## Provided passage

    It’s not a little ironic that the amendment to the Constitution that made American slaves Americans has after all these years made the vast majority of us little more than chattel to our corporate overlords.

    • readerOfTeaLeaves says:

      Correct, if you are a corporation you can pollute AND get tax credits for doing so. And then get legal advantage over anyone trying to get redress for say… the cancers they developed as a result of your pollution.

      Corporate personhood is one of the great evils on the planet at this historical moment, IMVHO.

      For all my whinging about the many ills of ‘the media’, one article like this one – from an MSM outlet, no less – brightens my day. Glad to see EW give it more visibility.

      And Shaxson’s book is one hell of a read. He connects some really important dots (as does this article).

      Nevertheless, given that Wyoming has < .2% of the US population as a whole, the asymmetry that its corporate laggardness creates in terms of economic and political powers is ideal for oligarchs, but dangerous for the rest of us. Ditto Delaware, another stellar creator of bogus corporate entities.

  2. prostratedragon says:

    [curtsey] and back at you —I’d forgot I was supposed to get that book.

    Maybe consistent recitation practice would help Obama with the stammering and gulping problems he’s having right now at this press conference.

    and AmosAnan, thanks for pointing out the 13th in that argument. It really shows the mentality.

  3. fatster says:

    O/T–Boy howdy!

    Microsoft director admits E.U. data not exempt from Patriot Act spying

    “Unfortunately for privacy advocates, their concerns are essentially moot thanks to the U.S.A. Patriot Act, which a key Microsoft official said recently permits the U.S. to spy on data stored within cloud servers across the European Union.”


    • BoxTurtle says:

      That should cause some interesting discussions between Hillary and the EU.

      Boxturtle (Now that it’s public, the EU can’t pretend America is obeying their rules)

      • fatster says:

        Forgive my tendency toward optimism–particularly considering my age and all I’ve been in and seen–but I do wonder if the “Patriot Act” becomes so onerous to TPTB that the ol’ chipping away phenomenon might commence.

        • DWBartoo says:

          Them’s most respectable “considerations”, fatster, and yer “tendency” is much appreciated, hereaboats.

          Actual, and humanly rewarding change IS gonna happen (and time, as well as conscience, ARE on “our” side of the future …)

## Exercise tasks
(a) List the usernames of everyone shown posting a comment in the comment thread, naming each person once.
(b) Carry on the comment thread from its last sentence with a few more lines in the same style.

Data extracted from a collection
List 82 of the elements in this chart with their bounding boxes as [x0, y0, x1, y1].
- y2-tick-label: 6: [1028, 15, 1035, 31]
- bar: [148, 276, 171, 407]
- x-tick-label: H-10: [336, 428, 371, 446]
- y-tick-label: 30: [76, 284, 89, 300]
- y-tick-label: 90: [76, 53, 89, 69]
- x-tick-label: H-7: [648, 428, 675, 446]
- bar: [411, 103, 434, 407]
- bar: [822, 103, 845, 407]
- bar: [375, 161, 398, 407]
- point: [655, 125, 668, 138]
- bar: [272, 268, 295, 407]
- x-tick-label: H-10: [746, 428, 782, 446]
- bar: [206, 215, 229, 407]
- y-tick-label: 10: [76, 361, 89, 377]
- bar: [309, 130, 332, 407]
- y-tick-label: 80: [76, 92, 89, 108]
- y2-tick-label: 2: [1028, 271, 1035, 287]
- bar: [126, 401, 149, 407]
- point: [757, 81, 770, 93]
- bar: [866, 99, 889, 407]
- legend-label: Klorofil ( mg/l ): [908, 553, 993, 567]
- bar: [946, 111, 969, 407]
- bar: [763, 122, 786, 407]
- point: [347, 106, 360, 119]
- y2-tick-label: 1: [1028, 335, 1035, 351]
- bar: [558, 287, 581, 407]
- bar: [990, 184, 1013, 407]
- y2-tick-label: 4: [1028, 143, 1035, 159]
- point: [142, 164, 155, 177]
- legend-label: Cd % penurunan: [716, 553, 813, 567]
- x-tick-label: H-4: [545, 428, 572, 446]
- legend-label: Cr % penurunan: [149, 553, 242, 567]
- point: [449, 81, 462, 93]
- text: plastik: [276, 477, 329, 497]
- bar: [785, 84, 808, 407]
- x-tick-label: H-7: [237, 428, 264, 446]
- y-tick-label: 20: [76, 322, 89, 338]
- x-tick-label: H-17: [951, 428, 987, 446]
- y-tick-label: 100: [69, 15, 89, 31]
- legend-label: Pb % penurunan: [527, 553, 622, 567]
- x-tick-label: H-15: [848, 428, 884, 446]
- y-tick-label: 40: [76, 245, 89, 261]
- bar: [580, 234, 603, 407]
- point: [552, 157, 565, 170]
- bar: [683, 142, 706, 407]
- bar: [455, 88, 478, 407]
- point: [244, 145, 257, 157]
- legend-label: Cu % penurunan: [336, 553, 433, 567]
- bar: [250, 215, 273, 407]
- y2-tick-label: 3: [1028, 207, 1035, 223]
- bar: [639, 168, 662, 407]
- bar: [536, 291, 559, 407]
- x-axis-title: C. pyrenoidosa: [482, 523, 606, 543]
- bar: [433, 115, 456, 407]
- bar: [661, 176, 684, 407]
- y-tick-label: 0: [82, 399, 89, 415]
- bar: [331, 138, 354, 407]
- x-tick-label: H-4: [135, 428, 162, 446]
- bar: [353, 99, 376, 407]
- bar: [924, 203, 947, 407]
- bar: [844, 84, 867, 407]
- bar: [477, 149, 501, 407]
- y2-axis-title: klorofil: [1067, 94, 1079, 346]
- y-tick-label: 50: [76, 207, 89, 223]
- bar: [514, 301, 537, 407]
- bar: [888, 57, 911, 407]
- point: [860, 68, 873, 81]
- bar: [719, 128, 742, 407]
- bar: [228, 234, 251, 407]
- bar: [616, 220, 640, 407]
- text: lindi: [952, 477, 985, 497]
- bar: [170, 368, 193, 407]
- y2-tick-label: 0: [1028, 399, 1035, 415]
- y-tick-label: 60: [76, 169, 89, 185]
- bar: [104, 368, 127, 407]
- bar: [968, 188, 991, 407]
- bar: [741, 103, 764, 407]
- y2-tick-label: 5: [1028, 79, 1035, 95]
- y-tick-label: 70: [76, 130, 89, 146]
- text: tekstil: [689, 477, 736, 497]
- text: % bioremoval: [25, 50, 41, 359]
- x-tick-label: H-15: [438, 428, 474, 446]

## Per-task answers
(a) readerOfTeaLeaves, prostratedragon, fatster, BoxTurtle, DWBartoo

(b)
    • john in sacramento says:

      BTW, how’s this for a grabber?

      AMY GOODMAN: So what do you think — how should this change? I mean, you have this enormous emphasis on the deficit in this country. You say that offshore tax evasion has cost the United States $100 billion a year. How can we turn this around?

      NICHOLAS SHAXSON: Well, as I said, the $100 billion, I see, is just one part of the picture. I think that there are — there is some legislation that is coming in to try and crack down on this stuff. There was a bill originally co-sponsored by Barack Obama before he was president, and now it has not — it has not yet passed through, but Senator Levin, I believe, is — it’s called the Stop Tax Haven Abuse Act — Senator Levin is, I believe, trying to reintroduce this.

      There is no magic bullet that is going to solve this problem, but there are a series of different measures that can be and need to be taken. And the first thing that really has to be done is for people to start to see how big and bad this system has become. While people think it’s just a few islands out in the Caribbean doing a little bit of tax evasion — I’m not saying $100 billion is just a little bit of tax evasion, but while people still see it as a problem just on that scale, there won’t be the political momentum for reform. One of my central arguments is this is so much bigger and so much badder than almost anybody knows. We need to — as a first step for reform, we need to understand that and spread the message.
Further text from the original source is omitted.